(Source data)
>>>>>
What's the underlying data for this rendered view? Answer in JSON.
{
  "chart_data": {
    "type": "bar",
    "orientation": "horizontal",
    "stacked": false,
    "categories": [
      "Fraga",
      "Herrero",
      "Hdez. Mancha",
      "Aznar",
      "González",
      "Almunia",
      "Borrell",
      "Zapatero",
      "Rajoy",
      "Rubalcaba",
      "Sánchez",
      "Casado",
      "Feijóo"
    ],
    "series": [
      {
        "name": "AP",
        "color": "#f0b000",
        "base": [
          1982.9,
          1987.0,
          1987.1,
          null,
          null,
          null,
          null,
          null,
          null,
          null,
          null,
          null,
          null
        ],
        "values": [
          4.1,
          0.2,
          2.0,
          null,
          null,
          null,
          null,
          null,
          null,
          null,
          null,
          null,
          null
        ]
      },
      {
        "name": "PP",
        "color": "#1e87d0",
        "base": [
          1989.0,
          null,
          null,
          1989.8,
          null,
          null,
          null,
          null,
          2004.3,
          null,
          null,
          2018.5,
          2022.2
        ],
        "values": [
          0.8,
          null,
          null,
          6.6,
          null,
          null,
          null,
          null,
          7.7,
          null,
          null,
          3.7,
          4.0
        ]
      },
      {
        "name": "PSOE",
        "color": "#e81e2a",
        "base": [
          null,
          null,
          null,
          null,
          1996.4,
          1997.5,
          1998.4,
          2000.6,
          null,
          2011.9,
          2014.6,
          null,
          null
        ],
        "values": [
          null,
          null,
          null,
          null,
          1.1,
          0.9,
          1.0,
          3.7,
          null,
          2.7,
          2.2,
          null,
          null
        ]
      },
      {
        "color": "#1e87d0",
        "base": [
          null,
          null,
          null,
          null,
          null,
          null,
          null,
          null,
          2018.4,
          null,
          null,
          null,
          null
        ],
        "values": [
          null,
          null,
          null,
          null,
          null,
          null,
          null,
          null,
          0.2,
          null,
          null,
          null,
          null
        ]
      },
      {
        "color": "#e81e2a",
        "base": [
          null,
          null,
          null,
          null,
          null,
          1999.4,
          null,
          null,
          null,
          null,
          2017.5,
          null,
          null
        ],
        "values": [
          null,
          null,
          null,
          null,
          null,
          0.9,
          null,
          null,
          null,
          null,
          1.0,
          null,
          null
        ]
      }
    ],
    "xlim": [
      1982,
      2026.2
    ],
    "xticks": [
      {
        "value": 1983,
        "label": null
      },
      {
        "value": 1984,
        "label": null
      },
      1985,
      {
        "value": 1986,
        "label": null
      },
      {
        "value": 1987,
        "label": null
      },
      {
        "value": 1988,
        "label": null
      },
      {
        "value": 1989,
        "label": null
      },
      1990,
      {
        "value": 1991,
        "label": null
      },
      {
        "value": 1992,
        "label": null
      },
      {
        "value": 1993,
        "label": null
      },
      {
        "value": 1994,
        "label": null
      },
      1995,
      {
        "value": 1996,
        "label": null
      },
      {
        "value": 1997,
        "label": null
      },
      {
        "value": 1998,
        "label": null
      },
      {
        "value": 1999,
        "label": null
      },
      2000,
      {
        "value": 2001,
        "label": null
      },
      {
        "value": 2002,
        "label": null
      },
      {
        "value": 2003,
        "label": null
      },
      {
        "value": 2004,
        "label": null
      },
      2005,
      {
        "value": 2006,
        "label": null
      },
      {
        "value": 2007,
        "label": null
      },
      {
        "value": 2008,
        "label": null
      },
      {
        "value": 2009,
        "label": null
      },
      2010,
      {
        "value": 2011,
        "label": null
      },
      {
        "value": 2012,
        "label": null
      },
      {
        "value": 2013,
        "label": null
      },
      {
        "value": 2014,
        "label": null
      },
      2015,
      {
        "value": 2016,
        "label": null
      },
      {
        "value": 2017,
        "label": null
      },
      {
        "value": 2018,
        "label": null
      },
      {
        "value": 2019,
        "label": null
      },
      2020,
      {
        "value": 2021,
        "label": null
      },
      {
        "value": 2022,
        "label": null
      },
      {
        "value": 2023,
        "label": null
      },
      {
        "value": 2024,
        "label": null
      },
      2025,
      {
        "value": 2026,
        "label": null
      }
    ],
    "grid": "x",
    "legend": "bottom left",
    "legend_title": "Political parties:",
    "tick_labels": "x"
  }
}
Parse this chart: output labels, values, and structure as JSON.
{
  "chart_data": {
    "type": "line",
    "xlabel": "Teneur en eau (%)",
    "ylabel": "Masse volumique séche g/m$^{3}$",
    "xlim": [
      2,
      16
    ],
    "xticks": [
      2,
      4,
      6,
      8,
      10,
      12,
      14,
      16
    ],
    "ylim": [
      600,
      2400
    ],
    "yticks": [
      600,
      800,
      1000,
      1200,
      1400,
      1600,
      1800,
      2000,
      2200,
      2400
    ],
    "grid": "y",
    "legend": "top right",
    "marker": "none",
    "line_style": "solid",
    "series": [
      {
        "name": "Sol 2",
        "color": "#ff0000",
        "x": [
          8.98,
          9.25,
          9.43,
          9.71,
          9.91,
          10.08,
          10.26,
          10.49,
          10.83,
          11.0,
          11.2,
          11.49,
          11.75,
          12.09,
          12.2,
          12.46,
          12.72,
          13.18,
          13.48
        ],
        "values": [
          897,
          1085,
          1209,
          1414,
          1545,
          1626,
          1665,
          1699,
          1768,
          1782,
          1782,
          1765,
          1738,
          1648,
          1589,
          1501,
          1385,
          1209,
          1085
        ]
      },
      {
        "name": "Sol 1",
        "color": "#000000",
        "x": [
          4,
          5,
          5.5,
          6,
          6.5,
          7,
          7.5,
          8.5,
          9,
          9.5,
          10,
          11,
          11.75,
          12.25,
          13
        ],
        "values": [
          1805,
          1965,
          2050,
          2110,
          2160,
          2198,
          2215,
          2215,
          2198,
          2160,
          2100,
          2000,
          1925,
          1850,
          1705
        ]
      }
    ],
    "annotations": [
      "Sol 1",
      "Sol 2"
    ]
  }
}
<<<<<
Return the full listing, character for character.

__FINISHED ANSWER__.
What's the underlying data for this rendered view? Answer in JSON.
{
  "chart_data": {
    "type": "bar",
    "orientation": "horizontal",
    "stacked": false,
    "categories": [
      "Fraga",
      "Herrero",
      "Hdez. Mancha",
      "Aznar",
      "González",
      "Almunia",
      "Borrell",
      "Zapatero",
      "Rajoy",
      "Rubalcaba",
      "Sánchez",
      "Casado",
      "Feijóo"
    ],
    "series": [
      {
        "name": "AP",
        "color": "#f0b000",
        "base": [
          1982.9,
          1987.0,
          1987.1,
          null,
          null,
          null,
          null,
          null,
          null,
          null,
          null,
          null,
          null
        ],
        "values": [
          4.1,
          0.2,
          2.0,
          null,
          null,
          null,
          null,
          null,
          null,
          null,
          null,
          null,
          null
        ]
      },
      {
        "name": "PP",
        "color": "#1e87d0",
        "base": [
          1989.0,
          null,
          null,
          1989.8,
          null,
          null,
          null,
          null,
          2004.3,
          null,
          null,
          2018.5,
          2022.2
        ],
        "values": [
          0.8,
          null,
          null,
          6.6,
          null,
          null,
          null,
          null,
          7.7,
          null,
          null,
          3.7,
          4.0
        ]
      },
      {
        "name": "PSOE",
        "color": "#e81e2a",
        "base": [
          null,
          null,
          null,
          null,
          1996.4,
          1997.5,
          1998.4,
          2000.6,
          null,
          2011.9,
          2014.6,
          null,
          null
        ],
        "values": [
          null,
          null,
          null,
          null,
          1.1,
          0.9,
          1.0,
          3.7,
          null,
          2.7,
          2.2,
          null,
          null
        ]
      },
      {
        "color": "#1e87d0",
        "base": [
          null,
          null,
          null,
          null,
          null,
          null,
          null,
          null,
          2018.4,
          null,
          null,
          null,
          null
        ],
        "values": [
          null,
          null,
          null,
          null,
          null,
          null,
          null,
          null,
          0.2,
          null,
          null,
          null,
          null
        ]
      },
      {
        "color": "#e81e2a",
        "base": [
          null,
          null,
          null,
          null,
          null,
          1999.4,
          null,
          null,
          null,
          null,
          2017.5,
          null,
          null
        ],
        "values": [
          null,
          null,
          null,
          null,
          null,
          0.9,
          null,
          null,
          null,
          null,
          1.0,
          null,
          null
        ]
      }
    ],
    "xlim": [
      1982,
      2026.2
    ],
    "xticks": [
      {
        "value": 1983,
        "label": null
      },
      {
        "value": 1984,
        "label": null
      },
      1985,
      {
        "value": 1986,
        "label": null
      },
      {
        "value": 1987,
        "label": null
      },
      {
        "value": 1988,
        "label": null
      },
      {
        "value": 1989,
        "label": null
      },
      1990,
      {
        "value": 1991,
        "label": null
      },
      {
        "value": 1992,
        "label": null
      },
      {
        "value": 1993,
        "label": null
      },
      {
        "value": 1994,
        "label": null
      },
      1995,
      {
        "value": 1996,
        "label": null
      },
      {
        "value": 1997,
        "label": null
      },
      {
        "value": 1998,
        "label": null
      },
      {
        "value": 1999,
        "label": null
      },
      2000,
      {
        "value": 2001,
        "label": null
      },
      {
        "value": 2002,
        "label": null
      },
      {
        "value": 2003,
        "label": null
      },
      {
        "value": 2004,
        "label": null
      },
      2005,
      {
        "value": 2006,
        "label": null
      },
      {
        "value": 2007,
        "label": null
      },
      {
        "value": 2008,
        "label": null
      },
      {
        "value": 2009,
        "label": null
      },
      2010,
      {
        "value": 2011,
        "label": null
      },
      {
        "value": 2012,
        "label": null
      },
      {
        "value": 2013,
        "label": null
      },
      {
        "value": 2014,
        "label": null
      },
      2015,
      {
        "value": 2016,
        "label": null
      },
      {
        "value": 2017,
        "label": null
      },
      {
        "value": 2018,
        "label": null
      },
      {
        "value": 2019,
        "label": null
      },
      2020,
      {
        "value": 2021,
        "label": null
      },
      {
        "value": 2022,
        "label": null
      },
      {
        "value": 2023,
        "label": null
      },
      {
        "value": 2024,
        "label": null
      },
      2025,
      {
        "value": 2026,
        "label": null
      }
    ],
    "grid": "x",
    "legend": "bottom left",
    "legend_title": "Political parties:",
    "tick_labels": "x"
  }
}
Parse this chart: output labels, values, and structure as JSON.
{
  "chart_data": {
    "type": "line",
    "xlabel": "Teneur en eau (%)",
    "ylabel": "Masse volumique séche g/m$^{3}$",
    "xlim": [
      2,
      16
    ],
    "xticks": [
      2,
      4,
      6,
      8,
      10,
      12,
      14,
      16
    ],
    "ylim": [
      600,
      2400
    ],
    "yticks": [
      600,
      800,
      1000,
      1200,
      1400,
      1600,
      1800,
      2000,
      2200,
      2400
    ],
    "grid": "y",
    "legend": "top right",
    "marker": "none",
    "line_style": "solid",
    "series": [
      {
        "name": "Sol 2",
        "color": "#ff0000",
        "x": [
          8.98,
          9.25,
          9.43,
          9.71,
          9.91,
          10.08,
          10.26,
          10.49,
          10.83,
          11.0,
          11.2,
          11.49,
          11.75,
          12.09,
          12.2,
          12.46,
          12.72,
          13.18,
          13.48
        ],
        "values": [
          897,
          1085,
          1209,
          1414,
          1545,
          1626,
          1665,
          1699,
          1768,
          1782,
          1782,
          1765,
          1738,
          1648,
          1589,
          1501,
          1385,
          1209,
          1085
        ]
      },
      {
        "name": "Sol 1",
        "color": "#000000",
        "x": [
          4,
          5,
          5.5,
          6,
          6.5,
          7,
          7.5,
          8.5,
          9,
          9.5,
          10,
          11,
          11.75,
          12.25,
          13
        ],
        "values": [
          1805,
          1965,
          2050,
          2110,
          2160,
          2198,
          2215,
          2215,
          2198,
          2160,
          2100,
          2000,
          1925,
          1850,
          1705
        ]
      }
    ],
    "annotations": [
      "Sol 1",
      "Sol 2"
    ]
  }
}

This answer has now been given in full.